Data to use
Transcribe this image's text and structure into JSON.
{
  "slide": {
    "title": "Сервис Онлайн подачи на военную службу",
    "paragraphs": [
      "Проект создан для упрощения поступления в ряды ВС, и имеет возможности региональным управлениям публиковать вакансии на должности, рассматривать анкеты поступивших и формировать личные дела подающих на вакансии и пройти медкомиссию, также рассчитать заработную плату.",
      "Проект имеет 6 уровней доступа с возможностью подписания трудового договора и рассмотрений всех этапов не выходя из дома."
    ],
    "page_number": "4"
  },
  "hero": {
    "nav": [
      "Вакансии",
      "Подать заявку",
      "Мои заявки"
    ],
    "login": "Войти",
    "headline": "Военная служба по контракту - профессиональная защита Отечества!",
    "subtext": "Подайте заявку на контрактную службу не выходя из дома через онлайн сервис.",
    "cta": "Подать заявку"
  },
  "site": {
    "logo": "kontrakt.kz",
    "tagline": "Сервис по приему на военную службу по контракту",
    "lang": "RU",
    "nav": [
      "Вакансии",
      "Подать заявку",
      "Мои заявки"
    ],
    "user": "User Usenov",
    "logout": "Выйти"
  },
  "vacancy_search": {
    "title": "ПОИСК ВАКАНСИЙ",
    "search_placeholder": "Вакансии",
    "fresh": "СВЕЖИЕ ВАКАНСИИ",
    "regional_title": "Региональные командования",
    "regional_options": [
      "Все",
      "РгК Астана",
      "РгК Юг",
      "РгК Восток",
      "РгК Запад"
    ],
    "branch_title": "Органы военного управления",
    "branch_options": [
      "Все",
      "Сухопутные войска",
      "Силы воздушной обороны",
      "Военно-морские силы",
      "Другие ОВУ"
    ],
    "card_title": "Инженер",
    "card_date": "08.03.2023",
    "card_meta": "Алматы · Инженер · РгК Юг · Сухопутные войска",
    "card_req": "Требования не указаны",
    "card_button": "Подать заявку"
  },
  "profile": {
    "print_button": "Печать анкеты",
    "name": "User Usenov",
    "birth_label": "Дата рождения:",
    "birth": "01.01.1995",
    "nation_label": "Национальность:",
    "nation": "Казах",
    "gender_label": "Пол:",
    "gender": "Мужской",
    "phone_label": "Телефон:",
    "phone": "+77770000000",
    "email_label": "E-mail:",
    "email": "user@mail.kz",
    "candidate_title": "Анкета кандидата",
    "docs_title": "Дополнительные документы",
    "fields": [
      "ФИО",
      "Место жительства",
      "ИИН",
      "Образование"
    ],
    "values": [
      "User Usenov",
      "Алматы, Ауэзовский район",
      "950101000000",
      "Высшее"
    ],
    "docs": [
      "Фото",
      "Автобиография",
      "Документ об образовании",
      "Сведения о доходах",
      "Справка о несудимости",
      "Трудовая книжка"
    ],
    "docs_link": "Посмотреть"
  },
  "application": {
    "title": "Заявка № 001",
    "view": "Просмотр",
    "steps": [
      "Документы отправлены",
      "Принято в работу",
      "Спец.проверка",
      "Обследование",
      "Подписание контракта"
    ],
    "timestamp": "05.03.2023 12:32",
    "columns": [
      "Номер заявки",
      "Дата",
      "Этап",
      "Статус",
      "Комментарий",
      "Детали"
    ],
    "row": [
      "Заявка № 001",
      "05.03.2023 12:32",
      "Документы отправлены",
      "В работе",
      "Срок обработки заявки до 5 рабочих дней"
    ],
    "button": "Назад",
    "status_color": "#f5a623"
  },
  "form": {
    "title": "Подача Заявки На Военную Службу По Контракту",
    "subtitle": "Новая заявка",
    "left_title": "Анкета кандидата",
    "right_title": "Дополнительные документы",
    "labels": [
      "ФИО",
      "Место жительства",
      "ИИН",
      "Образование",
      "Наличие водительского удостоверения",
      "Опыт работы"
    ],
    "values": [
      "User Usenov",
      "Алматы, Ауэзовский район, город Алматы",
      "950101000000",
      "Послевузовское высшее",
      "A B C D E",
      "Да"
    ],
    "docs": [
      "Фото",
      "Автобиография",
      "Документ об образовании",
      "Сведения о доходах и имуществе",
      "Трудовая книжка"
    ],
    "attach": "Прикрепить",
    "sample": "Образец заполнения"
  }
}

Work to be completed
Check each line of the entries above, and show every one holding the word "район".

Response for this exercise
      "Алматы, Ауэзовский район",
      "Алматы, Ауэзовский район, город Алматы",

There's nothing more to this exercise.